Rédigez la suite de l'entretien sur le film « The Forbidden Room » en partant de sa dernière phrase.

◆ Extrait du document

▼▼▼

Beaucoup des titres de ces films perdus de Vigo, Lubitsch, Mizoguchi, Von Stroheim ou Naruse, nous ont intrigués. Il n’existait pas vraiment d’informations sur eux. Quelques fois, nous avions les synopsis en entier, d’autres fois juste quelques lignes retrouvées miraculeusement. À partir de là, nous avons réécrit, puis nous avons adapté au fur et à mesure les scripts afin qu’une certaine cohérence puisse émerger au sein du scénario.

Chaque réalisateur de ces films perdus a son tempérament, par exemple Ernst Lubitsch et Fritz Lang n’ont pas du tout le même style. Mais on ne va pas déterrer Lubitsch, lui donner un mégaphone et lui demander de réaliser une nouvelle fois son film ! J’ai donc joué le rôle de medium en invoquant l’esprit de tous ces films perdus, dans les limbes, et tous ont parlé à travers nos voix, nos caméras et nos images.

Comment s’est passé le travail entre les co-auteurs ?

J’adore travailler avec eux. Lorsque certains matins, j’étais fatigué, que je voulais rester au lit, ils ne me laissaient pas dormir et me motivaient pour que nous nous mettions au travail. C’était pareil quand c’était le tour d’un autre membre de l’équipe. Quand on se disputait, on ne le prenait jamais personnellement. Ce n’est d’ailleurs pas très canadien : les Canadiens ont souvent peur de ne pas être d’accord ou de heurter la sensibilité de leurs interlocuteurs.

Pour ce film, Evan Johnson, Robert Kotyk, Kim Morgan et moi travaillions main dans la main et nos confrontations de points de vue étaient plutôt enrichissantes. Chacun exprimait sa vision d’une scène ou d’un personnage jusqu’à ce que quelqu’un parvienne à convaincre les autres, mais la plupart du temps, les échanges aboutissaient à une nouvelle proposition qui satisfaisait tout le monde. Et cela a été très bénéfique pour le film !

Nous avons aussi bénéficié de la participation du poète John Ashbery qui a écrit le passage « How to take a bath » qui ouvre et ferme le long métrage. Il s’agit d’une adaptation du film du même nom réalisé par Dwain Esper, réalisé en 1937. À l’aide d’un split screen, le film « étudie » la manière dont une femme prend son bain lorsqu’elle est mariée ou non. Aucune copie du film n’a pu être retrouvée; mais apparemment selon ce que j’ai pu lire sur ce film, une femme mariée serait plus en phase avec son corps qu’une femme célibataire. À l’époque, sous couvert d’étude scientifique, le public américain pouvait entrevoir entre les bulles de savon quelques instants de nudité. Dwain Esper avait également réalisé « How to Undress in Front of Your Husband » qui, lui, n’est pas un film perdu et est disponible en ligne.

Notre film a d’ailleurs failli s’appeler « How to take a bath », mais John Ashbery me l’a déconseillé. Le film s’appelle donc « The Forbidden Room ». Il y a eu tellement de films qui ont porté le même titre, je crois même qu’il y a en un qui est sorti l’année dernière… Mais peu importe c’est notre propre « chambre interdite » : tout le monde à la sienne !

▲▲▲

◆ Matériau
▼▼▼

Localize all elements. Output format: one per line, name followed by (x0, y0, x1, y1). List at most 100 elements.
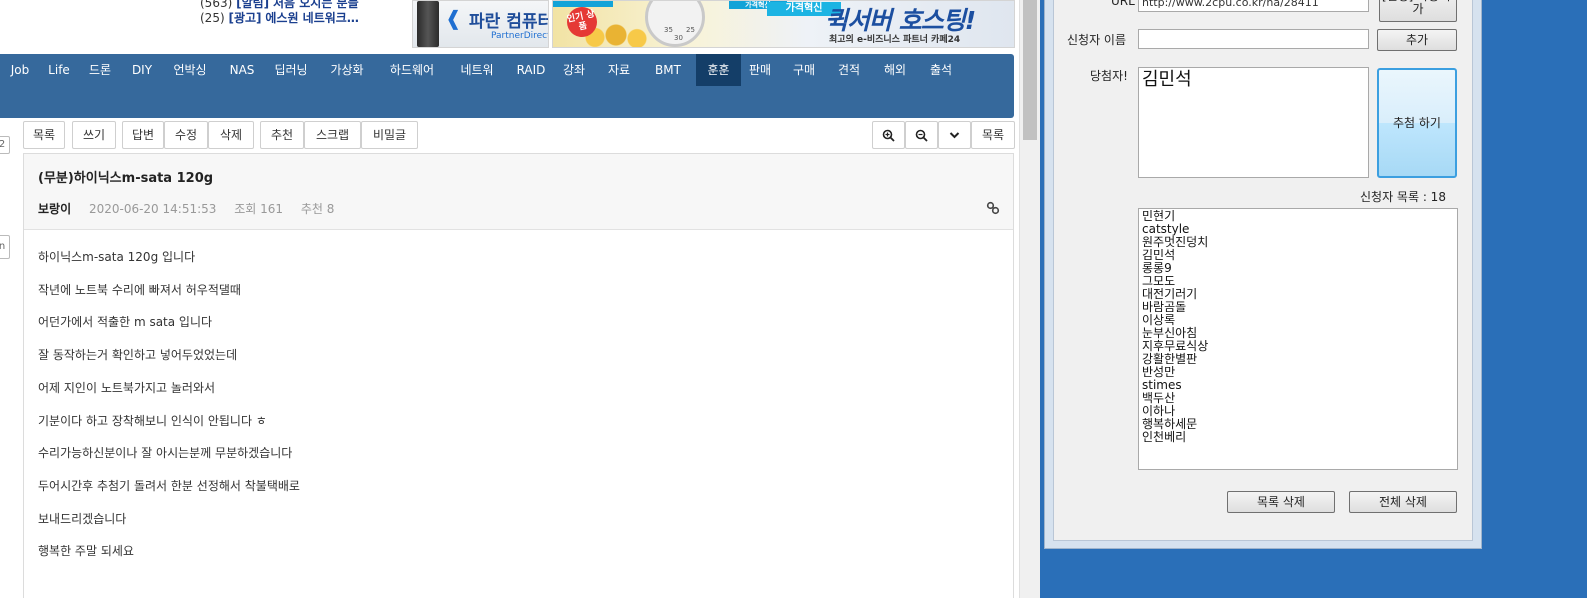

▲▲▲

◆ Résultat de l'exercice
Un soin tout particulier est apporté aux passerelles entre les différentes histoires, permettant ainsi au spectateur de pouvoir se repérer dans le film. Comment avez-vous travaillé cet aspect ?

L’idée est apparue au fur et à mesure des sessions de tournage, notamment lorsque l’on a commencé à faire les castings des acteurs pour les personnages récurrents qui font le lien entre les différentes histoires. C’est là que j’ai commencé à attribuer un genre à chaque histoire en partant d’une histoire de sous-marins, pour aller vers un film de guerre pour enfants, puis vers un film de vampires qui se déroule dans la jungle, en passant par un film mettant en scène des Zeppelins, un film d’horreur, ou encore un film expressionniste allemand, ou même un mélodrame français. Chaque histoire met en valeur l’autre pour donner « The Forbidden Room ».

Je ne voulais pas perdre le spectateur. Chaque histoire devait être écrite et réécrite puis montée et remontée jusqu’à ce qu’elle devienne limpide, parce que je sais que le public peut être perdu même quand les choses paraissent pourtant claires. Au moment de l’étalonnage, je me suis également assuré que chaque histoire possédait sa propre palette de couleurs, histoire de faire instantanément comprendre au spectateur où il se trouve dans ce grand bric-à-brac. Je ne sais pas à quel point les gens peuvent s‘égarer dans ce film. Peut-être qu’ils ne se perdent pas, peut-être que si. Mais je sais qu’après la première demi-heure, même s’ils sont désorientés, ils retrouveront leur chemin à nouveau.

Dans notre précédent entretien, vous avez comparé les nouvelles aux courts-métrages et les longs-métrages aux romans. Pensez-vous qu’il faille comparer « The Forbidden Room » à un recueil de nouvelles ou à un roman ?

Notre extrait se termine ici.